--- Begin DATA LISTING ---

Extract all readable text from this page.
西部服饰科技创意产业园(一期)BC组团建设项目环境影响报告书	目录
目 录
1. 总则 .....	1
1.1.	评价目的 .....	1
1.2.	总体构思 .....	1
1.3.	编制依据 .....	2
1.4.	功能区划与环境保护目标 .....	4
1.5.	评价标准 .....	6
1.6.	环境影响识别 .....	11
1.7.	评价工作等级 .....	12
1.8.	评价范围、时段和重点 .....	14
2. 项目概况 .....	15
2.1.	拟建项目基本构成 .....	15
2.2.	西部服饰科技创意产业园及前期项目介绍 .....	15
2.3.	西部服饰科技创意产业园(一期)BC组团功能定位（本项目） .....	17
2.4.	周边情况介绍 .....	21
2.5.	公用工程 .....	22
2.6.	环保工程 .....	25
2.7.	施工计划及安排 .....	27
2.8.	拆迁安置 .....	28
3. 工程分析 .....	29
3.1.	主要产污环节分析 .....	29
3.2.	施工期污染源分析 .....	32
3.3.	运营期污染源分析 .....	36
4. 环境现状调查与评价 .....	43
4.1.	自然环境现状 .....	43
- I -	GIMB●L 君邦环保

--- End DATA LISTING ---

EXERCISE DETAILS ▸ Write an exact transcription of every entry above.

RESULT OF THIS EXERCISE ▸
Extract all readable text from this page.
西部服饰科技创意产业园(一期)BC组团建设项目环境影响报告书	目录
目 录
1. 总则 .....	1
1.1.	评价目的 .....	1
1.2.	总体构思 .....	1
1.3.	编制依据 .....	2
1.4.	功能区划与环境保护目标 .....	4
1.5.	评价标准 .....	6
1.6.	环境影响识别 .....	11
1.7.	评价工作等级 .....	12
1.8.	评价范围、时段和重点 .....	14
2. 项目概况 .....	15
2.1.	拟建项目基本构成 .....	15
2.2.	西部服饰科技创意产业园及前期项目介绍 .....	15
2.3.	西部服饰科技创意产业园(一期)BC组团功能定位（本项目） .....	17
2.4.	周边情况介绍 .....	21
2.5.	公用工程 .....	22
2.6.	环保工程 .....	25
2.7.	施工计划及安排 .....	27
2.8.	拆迁安置 .....	28
3. 工程分析 .....	29
3.1.	主要产污环节分析 .....	29
3.2.	施工期污染源分析 .....	32
3.3.	运营期污染源分析 .....	36
4. 环境现状调查与评价 .....	43
4.1.	自然环境现状 .....	43
- I -	GIMB●L 君邦环保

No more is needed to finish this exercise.